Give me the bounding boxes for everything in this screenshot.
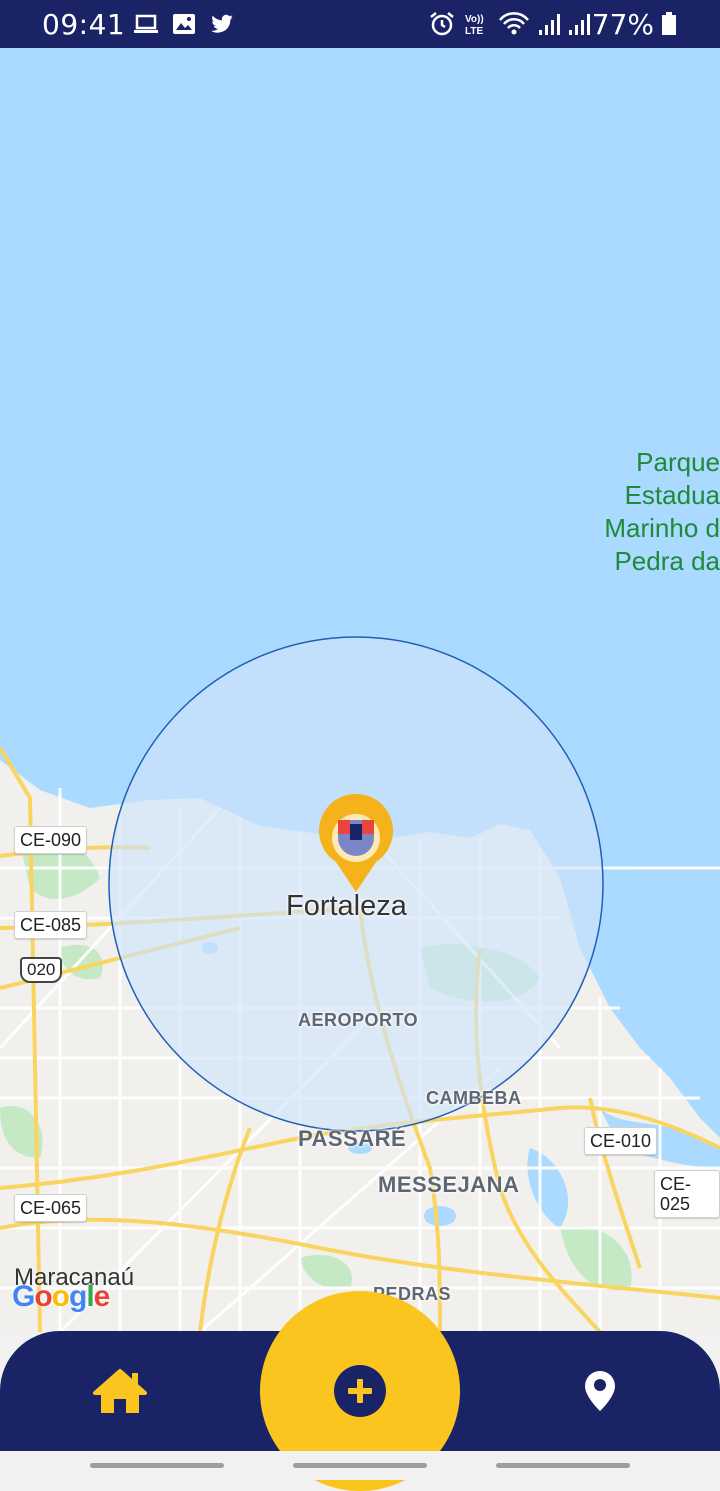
home-gesture-bar[interactable] <box>293 1463 427 1468</box>
park-label-line: Marinho d <box>604 513 720 543</box>
signal-icon <box>539 14 560 35</box>
svg-text:LTE: LTE <box>465 26 483 37</box>
laptop-icon <box>134 14 158 33</box>
twitter-icon <box>211 14 233 33</box>
park-label-line: Parque <box>636 447 720 477</box>
home-icon <box>93 1369 147 1413</box>
location-button[interactable] <box>540 1331 660 1451</box>
alarm-icon <box>430 12 454 36</box>
park-label-line: Estadua <box>624 480 720 510</box>
status-bar: 09:41 Vo)) LTE 77% <box>0 0 720 48</box>
plus-glyph <box>348 1379 372 1403</box>
district-label: CAMBEBA <box>426 1088 522 1108</box>
district-label: AEROPORTO <box>298 1010 419 1030</box>
google-attribution[interactable]: Google <box>12 1280 110 1314</box>
system-navigation-bar <box>0 1451 720 1480</box>
district-label: PASSARÉ <box>298 1126 407 1151</box>
svg-text:Vo)): Vo)) <box>465 14 484 25</box>
park-label: Parque Estadua Marinho d Pedra da <box>600 446 720 578</box>
battery-percent: 77% <box>591 8 654 41</box>
image-icon <box>173 14 195 34</box>
recent-apps-button[interactable] <box>90 1463 224 1468</box>
road-shield: CE-085 <box>14 911 88 939</box>
district-label: MESSEJANA <box>378 1172 520 1197</box>
volte-icon: Vo)) LTE <box>465 14 484 37</box>
road-shield: CE-010 <box>584 1127 658 1155</box>
route-shield: 020 <box>20 957 63 983</box>
plus-circle-icon <box>334 1365 386 1417</box>
battery-icon <box>662 12 676 35</box>
city-label[interactable]: Fortaleza <box>286 890 407 923</box>
road-shield: CE-025 <box>654 1170 720 1218</box>
road-shield: CE-090 <box>14 826 88 854</box>
wifi-icon <box>499 12 529 35</box>
road-shield: CE-065 <box>14 1194 88 1222</box>
home-button[interactable] <box>60 1331 180 1451</box>
signal-icon <box>569 14 590 35</box>
map-view[interactable]: Parque Estadua Marinho d Pedra da Fortal… <box>0 48 720 1332</box>
status-time: 09:41 <box>42 8 126 41</box>
location-pin-icon <box>585 1371 615 1411</box>
park-label-line: Pedra da <box>614 546 720 576</box>
back-button[interactable] <box>496 1463 630 1468</box>
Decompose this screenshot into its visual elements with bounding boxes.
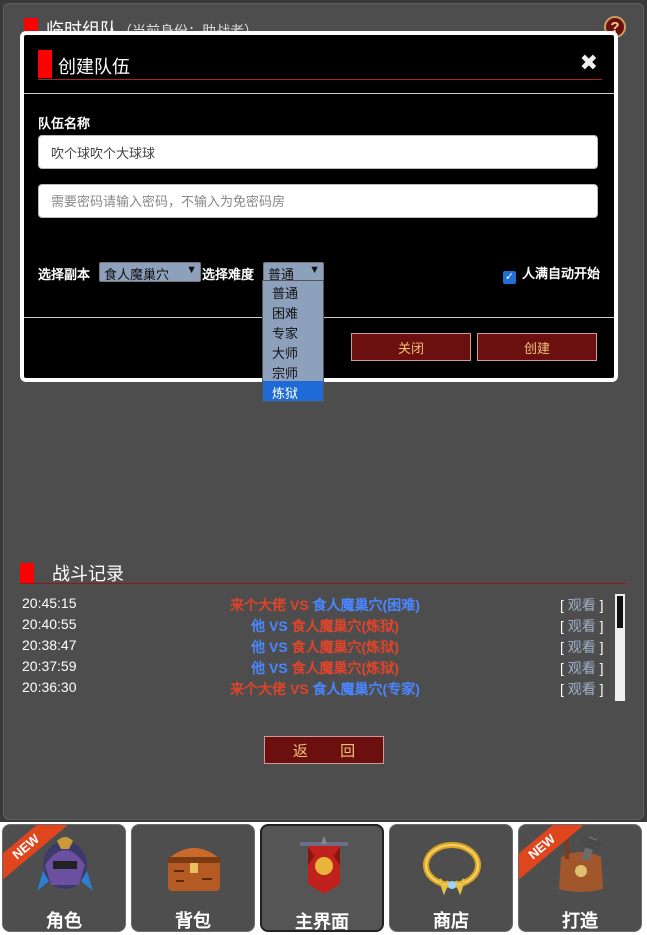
log-time: 20:38:47 (22, 637, 77, 653)
log-match: 来个大佬 VS 食人魔巢穴(困难) (100, 595, 550, 615)
log-time: 20:45:15 (22, 595, 77, 611)
log-row: 20:45:15 来个大佬 VS 食人魔巢穴(困难) [ 观看 ] (20, 593, 610, 614)
close-button[interactable]: 关闭 (351, 333, 471, 361)
nav-tab[interactable]: 打造 NEW (518, 824, 642, 932)
close-icon[interactable]: ✖ (580, 50, 598, 76)
password-input[interactable] (38, 184, 598, 218)
log-watch: [ 观看 ] (560, 679, 604, 699)
bracket: [ (560, 660, 564, 676)
difficulty-option[interactable]: 宗师 (263, 361, 323, 381)
battle-log-list: 20:45:15 来个大佬 VS 食人魔巢穴(困难) [ 观看 ] 20:40:55 他… (20, 593, 610, 703)
log-scroll-thumb[interactable] (617, 596, 623, 628)
difficulty-option[interactable]: 大师 (263, 341, 323, 361)
bracket: [ (560, 618, 564, 634)
auto-start-checkbox[interactable]: ✓ (502, 271, 516, 284)
auto-start-label: 人满自动开始 (521, 266, 600, 281)
create-button[interactable]: 创建 (477, 333, 597, 361)
difficulty-option[interactable]: 困难 (263, 301, 323, 321)
bracket: [ (560, 639, 564, 655)
team-name-input[interactable] (38, 135, 598, 169)
auto-start-option[interactable]: ✓ 人满自动开始 (502, 263, 600, 284)
chevron-down-icon: ▼ (309, 264, 320, 276)
bracket: [ (560, 597, 564, 613)
chest-icon (164, 835, 224, 897)
dungeon-select[interactable]: 食人魔巢穴 ▼ (99, 262, 201, 282)
log-challenger[interactable]: 来个大佬 (230, 597, 286, 613)
log-vs: VS (289, 597, 309, 613)
log-row: 20:40:55 他 VS 食人魔巢穴(炼狱) [ 观看 ] (20, 614, 610, 635)
log-opponent[interactable]: 食人魔巢穴(炼狱) (292, 639, 399, 655)
watch-link[interactable]: 观看 (568, 597, 596, 613)
difficulty-option[interactable]: 普通 (263, 281, 323, 301)
difficulty-select[interactable]: 普通 ▼ (263, 262, 324, 282)
bracket: ] (599, 639, 604, 655)
battle-log-header: 战斗记录 (20, 560, 626, 584)
battle-log-title: 战斗记录 (52, 564, 124, 584)
watch-link[interactable]: 观看 (568, 681, 596, 697)
nav-tab[interactable]: 角色 NEW (2, 824, 126, 932)
difficulty-option[interactable]: 炼狱 (263, 381, 323, 401)
dungeon-select-value: 食人魔巢穴 (104, 267, 170, 282)
log-vs: VS (268, 660, 288, 676)
bracket: [ (560, 681, 564, 697)
log-time: 20:36:30 (22, 679, 77, 695)
log-scrollbar[interactable] (615, 594, 625, 701)
back-button[interactable]: 返 回 (264, 736, 384, 764)
log-marker (20, 563, 34, 583)
log-opponent[interactable]: 食人魔巢穴(专家) (313, 681, 420, 697)
log-watch: [ 观看 ] (560, 637, 604, 657)
nav-tab-label: 打造 (562, 911, 598, 931)
modal-title: 创建队伍 (58, 57, 130, 77)
log-match: 他 VS 食人魔巢穴(炼狱) (100, 616, 550, 636)
watch-link[interactable]: 观看 (568, 618, 596, 634)
log-watch: [ 观看 ] (560, 595, 604, 615)
log-row: 20:36:30 来个大佬 VS 食人魔巢穴(专家) [ 观看 ] (20, 677, 610, 698)
log-challenger[interactable]: 来个大佬 (230, 681, 286, 697)
log-challenger[interactable]: 他 (251, 618, 265, 634)
log-vs: VS (289, 681, 309, 697)
bracket: ] (599, 618, 604, 634)
modal-title-marker (38, 50, 52, 78)
log-opponent[interactable]: 食人魔巢穴(炼狱) (292, 618, 399, 634)
log-vs: VS (268, 618, 288, 634)
log-watch: [ 观看 ] (560, 658, 604, 678)
team-name-label: 队伍名称 (38, 116, 91, 131)
modal-divider (24, 93, 614, 94)
necklace-icon (422, 835, 482, 897)
bracket: ] (599, 660, 604, 676)
nav-tab[interactable]: 主界面 (260, 824, 384, 932)
log-challenger[interactable]: 他 (251, 660, 265, 676)
log-time: 20:40:55 (22, 616, 77, 632)
nav-tab-label: 角色 (46, 911, 82, 931)
watch-link[interactable]: 观看 (568, 660, 596, 676)
nav-tab[interactable]: 背包 (131, 824, 255, 932)
log-challenger[interactable]: 他 (251, 639, 265, 655)
log-vs: VS (268, 639, 288, 655)
log-match: 他 VS 食人魔巢穴(炼狱) (100, 637, 550, 657)
watch-link[interactable]: 观看 (568, 639, 596, 655)
log-match: 来个大佬 VS 食人魔巢穴(专家) (100, 679, 550, 699)
difficulty-dropdown: 普通 困难 专家 大师 宗师 炼狱 (262, 280, 324, 402)
difficulty-option[interactable]: 专家 (263, 321, 323, 341)
bottom-nav: 角色 NEW 背包 主界面 商店 打造 NEW (0, 822, 647, 935)
log-row: 20:38:47 他 VS 食人魔巢穴(炼狱) [ 观看 ] (20, 635, 610, 656)
modal-header: 创建队伍 ✖ (38, 50, 602, 80)
nav-tab-label: 背包 (175, 911, 211, 931)
bracket: ] (599, 681, 604, 697)
log-watch: [ 观看 ] (560, 616, 604, 636)
dungeon-label: 选择副本 (38, 267, 91, 282)
chevron-down-icon: ▼ (186, 264, 197, 276)
nav-tab[interactable]: 商店 (389, 824, 513, 932)
log-match: 他 VS 食人魔巢穴(炼狱) (100, 658, 550, 678)
nav-tab-label: 主界面 (295, 912, 349, 932)
log-opponent[interactable]: 食人魔巢穴(炼狱) (292, 660, 399, 676)
log-row: 20:37:59 他 VS 食人魔巢穴(炼狱) [ 观看 ] (20, 656, 610, 677)
log-time: 20:37:59 (22, 658, 77, 674)
bracket: ] (599, 597, 604, 613)
banner-icon (294, 836, 354, 898)
nav-tab-label: 商店 (433, 911, 469, 931)
log-opponent[interactable]: 食人魔巢穴(困难) (313, 597, 420, 613)
difficulty-label: 选择难度 (202, 267, 255, 282)
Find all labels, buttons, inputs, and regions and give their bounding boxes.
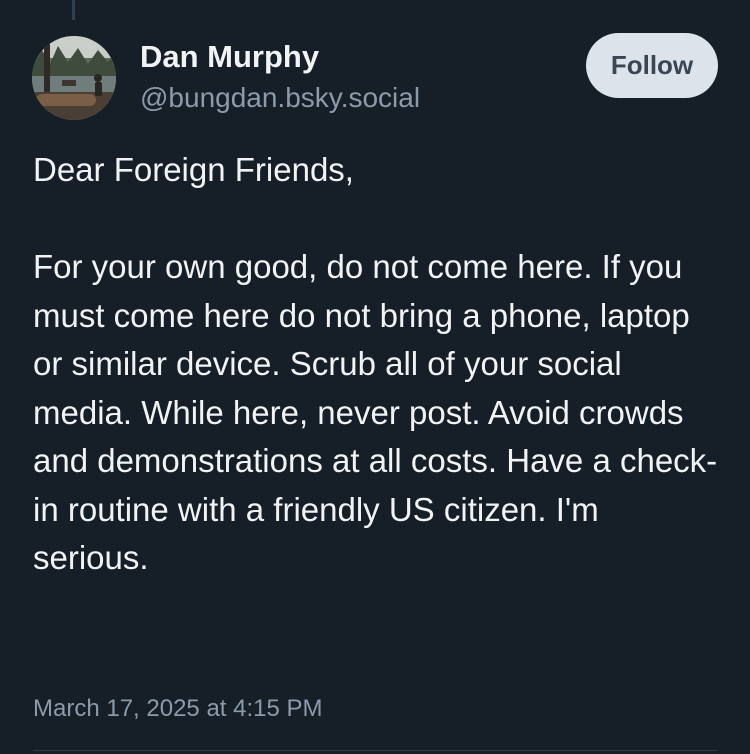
avatar[interactable] bbox=[32, 36, 116, 120]
avatar-photo bbox=[32, 36, 116, 120]
author-handle[interactable]: @bungdan.bsky.social bbox=[140, 80, 420, 116]
post-header: Dan Murphy @bungdan.bsky.social Follow bbox=[0, 0, 750, 130]
divider bbox=[33, 750, 717, 751]
post-text: Dear Foreign Friends, For your own good,… bbox=[33, 151, 718, 576]
post-timestamp[interactable]: March 17, 2025 at 4:15 PM bbox=[33, 694, 323, 724]
follow-button[interactable]: Follow bbox=[586, 33, 718, 98]
author-display-name[interactable]: Dan Murphy bbox=[140, 38, 319, 76]
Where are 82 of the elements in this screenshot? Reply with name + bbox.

* **EXERCISE GOAL**
Repeat the entries from the line with "home-gesture-bar[interactable] <box>293 1463" up to and including the line with "home-button[interactable] <box>60 1331".

* **RESULT BELOW**
home-gesture-bar[interactable] <box>293 1463 427 1468</box>
park-label-line: Marinho d <box>604 513 720 543</box>
signal-icon <box>539 14 560 35</box>
svg-text:LTE: LTE <box>465 26 483 37</box>
laptop-icon <box>134 14 158 33</box>
twitter-icon <box>211 14 233 33</box>
park-label-line: Parque <box>636 447 720 477</box>
home-icon <box>93 1369 147 1413</box>
location-button[interactable] <box>540 1331 660 1451</box>
alarm-icon <box>430 12 454 36</box>
park-label-line: Estadua <box>624 480 720 510</box>
status-bar: 09:41 Vo)) LTE 77% <box>0 0 720 48</box>
plus-glyph <box>348 1379 372 1403</box>
district-label: CAMBEBA <box>426 1088 522 1108</box>
district-label: AEROPORTO <box>298 1010 419 1030</box>
google-attribution[interactable]: Google <box>12 1280 110 1314</box>
system-navigation-bar <box>0 1451 720 1480</box>
district-label: PASSARÉ <box>298 1126 407 1151</box>
svg-text:Vo)): Vo)) <box>465 14 484 25</box>
park-label: Parque Estadua Marinho d Pedra da <box>600 446 720 578</box>
battery-percent: 77% <box>591 8 654 41</box>
image-icon <box>173 14 195 34</box>
recent-apps-button[interactable] <box>90 1463 224 1468</box>
road-shield: CE-085 <box>14 911 88 939</box>
district-label: MESSEJANA <box>378 1172 520 1197</box>
volte-icon: Vo)) LTE <box>465 14 484 37</box>
road-shield: CE-010 <box>584 1127 658 1155</box>
route-shield: 020 <box>20 957 63 983</box>
plus-circle-icon <box>334 1365 386 1417</box>
battery-icon <box>662 12 676 35</box>
city-label[interactable]: Fortaleza <box>286 890 407 923</box>
road-shield: CE-025 <box>654 1170 720 1218</box>
road-shield: CE-090 <box>14 826 88 854</box>
wifi-icon <box>499 12 529 35</box>
road-shield: CE-065 <box>14 1194 88 1222</box>
home-button[interactable] <box>60 1331 180 1451</box>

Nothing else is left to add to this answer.